Stored items

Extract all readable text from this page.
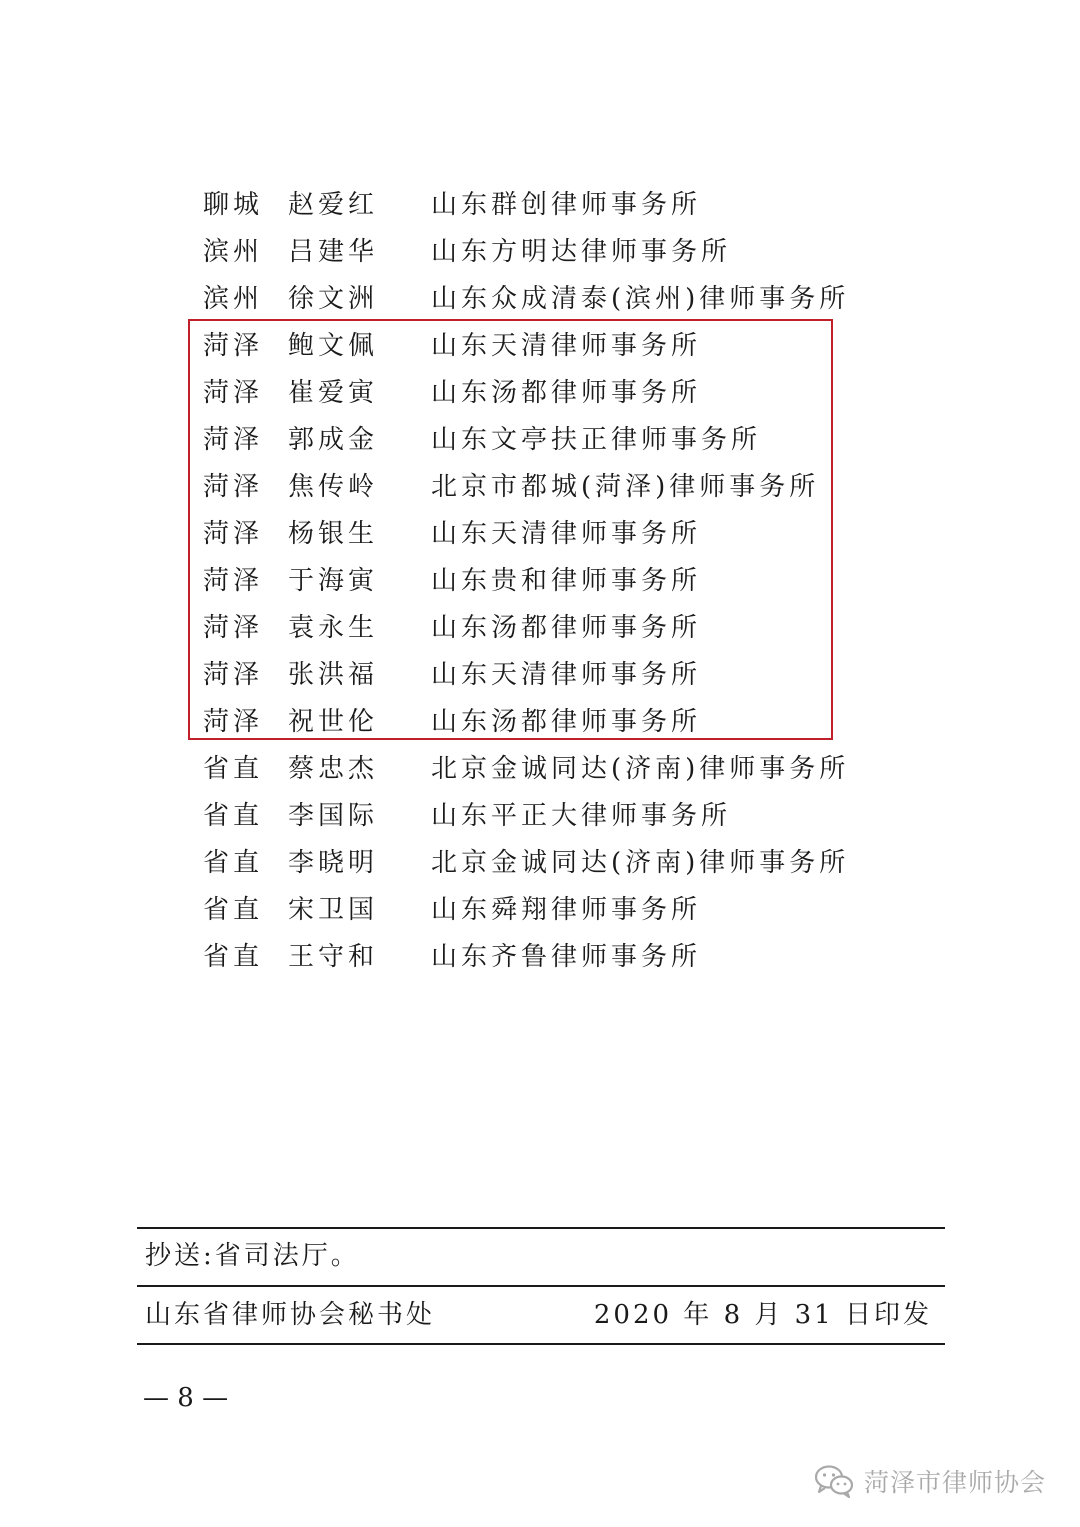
聊城 赵爱红 山东群创律师事务所
滨州 吕建华 山东方明达律师事务所
滨州 徐文洲 山东众成清泰(滨州)律师事务所
菏泽 鲍文佩 山东天清律师事务所
菏泽 崔爱寅 山东汤都律师事务所
菏泽 郭成金 山东文亭扶正律师事务所
菏泽 焦传岭 北京市都城(菏泽)律师事务所
菏泽 杨银生 山东天清律师事务所
菏泽 于海寅 山东贵和律师事务所
菏泽 袁永生 山东汤都律师事务所
菏泽 张洪福 山东天清律师事务所
菏泽 祝世伦 山东汤都律师事务所
省直 蔡忠杰 北京金诚同达(济南)律师事务所
省直 李国际 山东平正大律师事务所
省直 李晓明 北京金诚同达(济南)律师事务所
省直 宋卫国 山东舜翔律师事务所
省直 王守和 山东齐鲁律师事务所
抄送:省司法厅。
山东省律师协会秘书处	2020 年 8 月 31 日印发
— 8 —
菏泽市律师协会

Problem description
Say how many lines of the data include the string "山东汤都律师事务所". Nothing other than the number should be given.

Correct result
3